* Begin MATERIAL *

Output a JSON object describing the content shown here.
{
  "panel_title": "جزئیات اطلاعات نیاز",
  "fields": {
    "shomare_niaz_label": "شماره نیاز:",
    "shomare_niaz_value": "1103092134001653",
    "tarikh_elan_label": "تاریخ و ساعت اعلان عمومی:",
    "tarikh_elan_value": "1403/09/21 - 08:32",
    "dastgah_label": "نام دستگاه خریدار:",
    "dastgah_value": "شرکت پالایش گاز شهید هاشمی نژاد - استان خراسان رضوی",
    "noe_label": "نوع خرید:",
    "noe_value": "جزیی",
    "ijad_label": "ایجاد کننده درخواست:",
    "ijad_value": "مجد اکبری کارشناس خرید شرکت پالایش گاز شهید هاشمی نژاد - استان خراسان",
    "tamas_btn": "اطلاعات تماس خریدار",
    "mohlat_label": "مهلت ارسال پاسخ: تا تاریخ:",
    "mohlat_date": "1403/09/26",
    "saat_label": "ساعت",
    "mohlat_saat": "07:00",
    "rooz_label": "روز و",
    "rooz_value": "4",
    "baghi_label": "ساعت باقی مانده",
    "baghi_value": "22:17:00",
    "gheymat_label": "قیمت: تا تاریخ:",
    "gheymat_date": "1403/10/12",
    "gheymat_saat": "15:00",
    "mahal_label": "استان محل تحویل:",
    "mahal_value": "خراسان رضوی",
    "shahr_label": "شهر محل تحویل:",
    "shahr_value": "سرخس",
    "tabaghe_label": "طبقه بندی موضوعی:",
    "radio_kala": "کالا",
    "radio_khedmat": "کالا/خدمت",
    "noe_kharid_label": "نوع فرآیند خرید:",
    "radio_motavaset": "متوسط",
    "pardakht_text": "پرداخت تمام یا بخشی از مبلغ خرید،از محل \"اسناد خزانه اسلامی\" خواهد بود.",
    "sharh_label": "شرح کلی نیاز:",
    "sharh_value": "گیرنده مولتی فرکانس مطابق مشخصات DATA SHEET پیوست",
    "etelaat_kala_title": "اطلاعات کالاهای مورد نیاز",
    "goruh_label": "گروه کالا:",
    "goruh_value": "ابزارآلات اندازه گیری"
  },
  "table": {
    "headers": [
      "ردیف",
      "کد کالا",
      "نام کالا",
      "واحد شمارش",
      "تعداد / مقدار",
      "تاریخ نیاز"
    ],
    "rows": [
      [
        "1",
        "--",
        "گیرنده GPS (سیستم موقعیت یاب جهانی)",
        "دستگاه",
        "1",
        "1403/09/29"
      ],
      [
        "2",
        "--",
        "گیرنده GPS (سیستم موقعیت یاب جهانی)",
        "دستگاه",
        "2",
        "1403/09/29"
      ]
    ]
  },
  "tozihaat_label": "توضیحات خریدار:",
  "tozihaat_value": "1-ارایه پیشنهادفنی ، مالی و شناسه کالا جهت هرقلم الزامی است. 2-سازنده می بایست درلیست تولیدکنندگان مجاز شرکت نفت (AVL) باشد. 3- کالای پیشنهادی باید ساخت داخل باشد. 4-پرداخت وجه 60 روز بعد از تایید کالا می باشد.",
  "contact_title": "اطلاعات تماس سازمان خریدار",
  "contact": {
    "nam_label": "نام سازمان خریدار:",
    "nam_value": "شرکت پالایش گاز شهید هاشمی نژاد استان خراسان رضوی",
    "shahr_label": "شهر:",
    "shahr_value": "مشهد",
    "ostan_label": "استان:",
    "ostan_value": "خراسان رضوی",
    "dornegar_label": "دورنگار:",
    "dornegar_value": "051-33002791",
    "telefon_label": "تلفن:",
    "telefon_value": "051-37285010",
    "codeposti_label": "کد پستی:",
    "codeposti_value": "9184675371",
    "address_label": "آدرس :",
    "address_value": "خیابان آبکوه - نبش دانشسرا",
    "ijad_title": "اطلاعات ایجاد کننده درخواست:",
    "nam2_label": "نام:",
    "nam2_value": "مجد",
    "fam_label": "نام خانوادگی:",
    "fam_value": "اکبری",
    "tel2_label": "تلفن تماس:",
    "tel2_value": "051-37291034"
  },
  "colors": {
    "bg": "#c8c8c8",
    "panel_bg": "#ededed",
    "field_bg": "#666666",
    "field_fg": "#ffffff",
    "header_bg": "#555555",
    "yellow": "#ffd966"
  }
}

* End MATERIAL *

**DESCRIPTION OF THE TASK:**
Filter the records for lines holding the string "اطلاعات". Copy each one.

**COMPLETED TASK:**
  "panel_title": "جزئیات اطلاعات نیاز",
    "tamas_btn": "اطلاعات تماس خریدار",
    "etelaat_kala_title": "اطلاعات کالاهای مورد نیاز",
  "contact_title": "اطلاعات تماس سازمان خریدار",
    "ijad_title": "اطلاعات ایجاد کننده درخواست:",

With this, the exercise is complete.